**REQUIRED TASK:**
Give the material again in full, matching it exactly.
===== SOURCE DATA
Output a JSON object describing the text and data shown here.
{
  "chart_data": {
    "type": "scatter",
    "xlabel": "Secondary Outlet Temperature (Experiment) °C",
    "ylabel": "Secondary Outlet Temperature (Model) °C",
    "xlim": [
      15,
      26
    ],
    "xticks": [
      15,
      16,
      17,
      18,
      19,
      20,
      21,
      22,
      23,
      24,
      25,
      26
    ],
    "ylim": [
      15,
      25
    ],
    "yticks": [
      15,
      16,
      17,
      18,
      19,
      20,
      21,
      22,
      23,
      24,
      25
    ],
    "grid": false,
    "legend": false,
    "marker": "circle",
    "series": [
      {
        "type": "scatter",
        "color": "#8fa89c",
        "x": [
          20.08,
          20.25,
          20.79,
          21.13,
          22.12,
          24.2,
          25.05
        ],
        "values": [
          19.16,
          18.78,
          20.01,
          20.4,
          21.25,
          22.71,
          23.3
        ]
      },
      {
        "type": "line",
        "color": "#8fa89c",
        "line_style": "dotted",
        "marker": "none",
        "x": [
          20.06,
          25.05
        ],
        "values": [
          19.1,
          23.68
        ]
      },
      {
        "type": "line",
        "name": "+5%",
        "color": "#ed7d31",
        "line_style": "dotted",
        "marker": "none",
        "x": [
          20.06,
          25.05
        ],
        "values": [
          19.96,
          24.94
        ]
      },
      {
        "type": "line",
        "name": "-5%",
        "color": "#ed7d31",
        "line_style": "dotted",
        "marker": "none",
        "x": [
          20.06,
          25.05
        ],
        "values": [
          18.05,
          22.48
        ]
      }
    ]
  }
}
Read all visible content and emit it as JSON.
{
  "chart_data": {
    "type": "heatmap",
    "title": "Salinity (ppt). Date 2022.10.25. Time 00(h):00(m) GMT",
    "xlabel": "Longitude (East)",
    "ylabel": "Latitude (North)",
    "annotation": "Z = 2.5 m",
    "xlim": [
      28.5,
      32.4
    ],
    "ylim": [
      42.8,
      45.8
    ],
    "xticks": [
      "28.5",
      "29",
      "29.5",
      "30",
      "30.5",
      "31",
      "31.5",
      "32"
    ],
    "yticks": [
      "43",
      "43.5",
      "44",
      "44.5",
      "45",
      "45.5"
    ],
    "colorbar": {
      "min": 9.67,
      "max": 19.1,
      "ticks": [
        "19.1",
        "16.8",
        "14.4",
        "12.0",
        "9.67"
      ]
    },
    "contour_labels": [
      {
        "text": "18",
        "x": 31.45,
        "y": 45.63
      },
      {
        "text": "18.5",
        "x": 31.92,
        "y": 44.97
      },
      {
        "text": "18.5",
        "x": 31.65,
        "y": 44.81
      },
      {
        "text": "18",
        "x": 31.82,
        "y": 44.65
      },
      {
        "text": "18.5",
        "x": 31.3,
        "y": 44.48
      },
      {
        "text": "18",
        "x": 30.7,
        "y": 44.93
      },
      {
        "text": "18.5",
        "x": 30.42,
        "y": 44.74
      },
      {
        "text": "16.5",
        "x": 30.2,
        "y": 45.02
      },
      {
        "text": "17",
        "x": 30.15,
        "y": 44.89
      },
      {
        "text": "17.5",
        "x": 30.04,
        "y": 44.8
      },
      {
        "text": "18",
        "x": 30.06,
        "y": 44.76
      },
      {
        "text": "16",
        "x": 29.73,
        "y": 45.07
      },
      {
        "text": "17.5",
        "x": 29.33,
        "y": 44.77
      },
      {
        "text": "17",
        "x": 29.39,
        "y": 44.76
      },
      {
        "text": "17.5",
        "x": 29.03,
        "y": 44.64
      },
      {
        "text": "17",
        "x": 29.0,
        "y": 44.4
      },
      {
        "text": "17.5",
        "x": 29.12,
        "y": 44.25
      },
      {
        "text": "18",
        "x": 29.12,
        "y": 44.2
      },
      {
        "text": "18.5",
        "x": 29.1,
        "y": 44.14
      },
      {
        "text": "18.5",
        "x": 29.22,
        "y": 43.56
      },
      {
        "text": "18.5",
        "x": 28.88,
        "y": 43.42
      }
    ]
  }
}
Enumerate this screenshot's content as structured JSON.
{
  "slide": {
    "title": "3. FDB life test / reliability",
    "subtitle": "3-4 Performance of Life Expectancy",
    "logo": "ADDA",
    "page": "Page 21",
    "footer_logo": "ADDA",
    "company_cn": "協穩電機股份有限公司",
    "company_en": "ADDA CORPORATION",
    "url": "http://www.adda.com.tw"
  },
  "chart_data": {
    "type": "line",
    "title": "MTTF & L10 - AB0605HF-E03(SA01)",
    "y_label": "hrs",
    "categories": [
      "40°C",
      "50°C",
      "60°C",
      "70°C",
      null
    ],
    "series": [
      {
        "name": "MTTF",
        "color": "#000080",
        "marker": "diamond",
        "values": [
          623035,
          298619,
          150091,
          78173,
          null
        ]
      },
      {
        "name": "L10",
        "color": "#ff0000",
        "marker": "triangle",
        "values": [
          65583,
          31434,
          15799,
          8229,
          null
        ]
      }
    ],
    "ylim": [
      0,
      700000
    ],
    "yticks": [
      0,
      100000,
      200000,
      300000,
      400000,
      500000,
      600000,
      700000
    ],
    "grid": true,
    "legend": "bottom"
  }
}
==========
**RESULT FOR THIS TASK:**
Output a JSON object describing the text and data shown here.
{
  "chart_data": {
    "type": "scatter",
    "xlabel": "Secondary Outlet Temperature (Experiment) °C",
    "ylabel": "Secondary Outlet Temperature (Model) °C",
    "xlim": [
      15,
      26
    ],
    "xticks": [
      15,
      16,
      17,
      18,
      19,
      20,
      21,
      22,
      23,
      24,
      25,
      26
    ],
    "ylim": [
      15,
      25
    ],
    "yticks": [
      15,
      16,
      17,
      18,
      19,
      20,
      21,
      22,
      23,
      24,
      25
    ],
    "grid": false,
    "legend": false,
    "marker": "circle",
    "series": [
      {
        "type": "scatter",
        "color": "#8fa89c",
        "x": [
          20.08,
          20.25,
          20.79,
          21.13,
          22.12,
          24.2,
          25.05
        ],
        "values": [
          19.16,
          18.78,
          20.01,
          20.4,
          21.25,
          22.71,
          23.3
        ]
      },
      {
        "type": "line",
        "color": "#8fa89c",
        "line_style": "dotted",
        "marker": "none",
        "x": [
          20.06,
          25.05
        ],
        "values": [
          19.1,
          23.68
        ]
      },
      {
        "type": "line",
        "name": "+5%",
        "color": "#ed7d31",
        "line_style": "dotted",
        "marker": "none",
        "x": [
          20.06,
          25.05
        ],
        "values": [
          19.96,
          24.94
        ]
      },
      {
        "type": "line",
        "name": "-5%",
        "color": "#ed7d31",
        "line_style": "dotted",
        "marker": "none",
        "x": [
          20.06,
          25.05
        ],
        "values": [
          18.05,
          22.48
        ]
      }
    ]
  }
}
Read all visible content and emit it as JSON.
{
  "chart_data": {
    "type": "heatmap",
    "title": "Salinity (ppt). Date 2022.10.25. Time 00(h):00(m) GMT",
    "xlabel": "Longitude (East)",
    "ylabel": "Latitude (North)",
    "annotation": "Z = 2.5 m",
    "xlim": [
      28.5,
      32.4
    ],
    "ylim": [
      42.8,
      45.8
    ],
    "xticks": [
      "28.5",
      "29",
      "29.5",
      "30",
      "30.5",
      "31",
      "31.5",
      "32"
    ],
    "yticks": [
      "43",
      "43.5",
      "44",
      "44.5",
      "45",
      "45.5"
    ],
    "colorbar": {
      "min": 9.67,
      "max": 19.1,
      "ticks": [
        "19.1",
        "16.8",
        "14.4",
        "12.0",
        "9.67"
      ]
    },
    "contour_labels": [
      {
        "text": "18",
        "x": 31.45,
        "y": 45.63
      },
      {
        "text": "18.5",
        "x": 31.92,
        "y": 44.97
      },
      {
        "text": "18.5",
        "x": 31.65,
        "y": 44.81
      },
      {
        "text": "18",
        "x": 31.82,
        "y": 44.65
      },
      {
        "text": "18.5",
        "x": 31.3,
        "y": 44.48
      },
      {
        "text": "18",
        "x": 30.7,
        "y": 44.93
      },
      {
        "text": "18.5",
        "x": 30.42,
        "y": 44.74
      },
      {
        "text": "16.5",
        "x": 30.2,
        "y": 45.02
      },
      {
        "text": "17",
        "x": 30.15,
        "y": 44.89
      },
      {
        "text": "17.5",
        "x": 30.04,
        "y": 44.8
      },
      {
        "text": "18",
        "x": 30.06,
        "y": 44.76
      },
      {
        "text": "16",
        "x": 29.73,
        "y": 45.07
      },
      {
        "text": "17.5",
        "x": 29.33,
        "y": 44.77
      },
      {
        "text": "17",
        "x": 29.39,
        "y": 44.76
      },
      {
        "text": "17.5",
        "x": 29.03,
        "y": 44.64
      },
      {
        "text": "17",
        "x": 29.0,
        "y": 44.4
      },
      {
        "text": "17.5",
        "x": 29.12,
        "y": 44.25
      },
      {
        "text": "18",
        "x": 29.12,
        "y": 44.2
      },
      {
        "text": "18.5",
        "x": 29.1,
        "y": 44.14
      },
      {
        "text": "18.5",
        "x": 29.22,
        "y": 43.56
      },
      {
        "text": "18.5",
        "x": 28.88,
        "y": 43.42
      }
    ]
  }
}
Enumerate this screenshot's content as structured JSON.
{
  "slide": {
    "title": "3. FDB life test / reliability",
    "subtitle": "3-4 Performance of Life Expectancy",
    "logo": "ADDA",
    "page": "Page 21",
    "footer_logo": "ADDA",
    "company_cn": "協穩電機股份有限公司",
    "company_en": "ADDA CORPORATION",
    "url": "http://www.adda.com.tw"
  },
  "chart_data": {
    "type": "line",
    "title": "MTTF & L10 - AB0605HF-E03(SA01)",
    "y_label": "hrs",
    "categories": [
      "40°C",
      "50°C",
      "60°C",
      "70°C",
      null
    ],
    "series": [
      {
        "name": "MTTF",
        "color": "#000080",
        "marker": "diamond",
        "values": [
          623035,
          298619,
          150091,
          78173,
          null
        ]
      },
      {
        "name": "L10",
        "color": "#ff0000",
        "marker": "triangle",
        "values": [
          65583,
          31434,
          15799,
          8229,
          null
        ]
      }
    ],
    "ylim": [
      0,
      700000
    ],
    "yticks": [
      0,
      100000,
      200000,
      300000,
      400000,
      500000,
      600000,
      700000
    ],
    "grid": true,
    "legend": "bottom"
  }
}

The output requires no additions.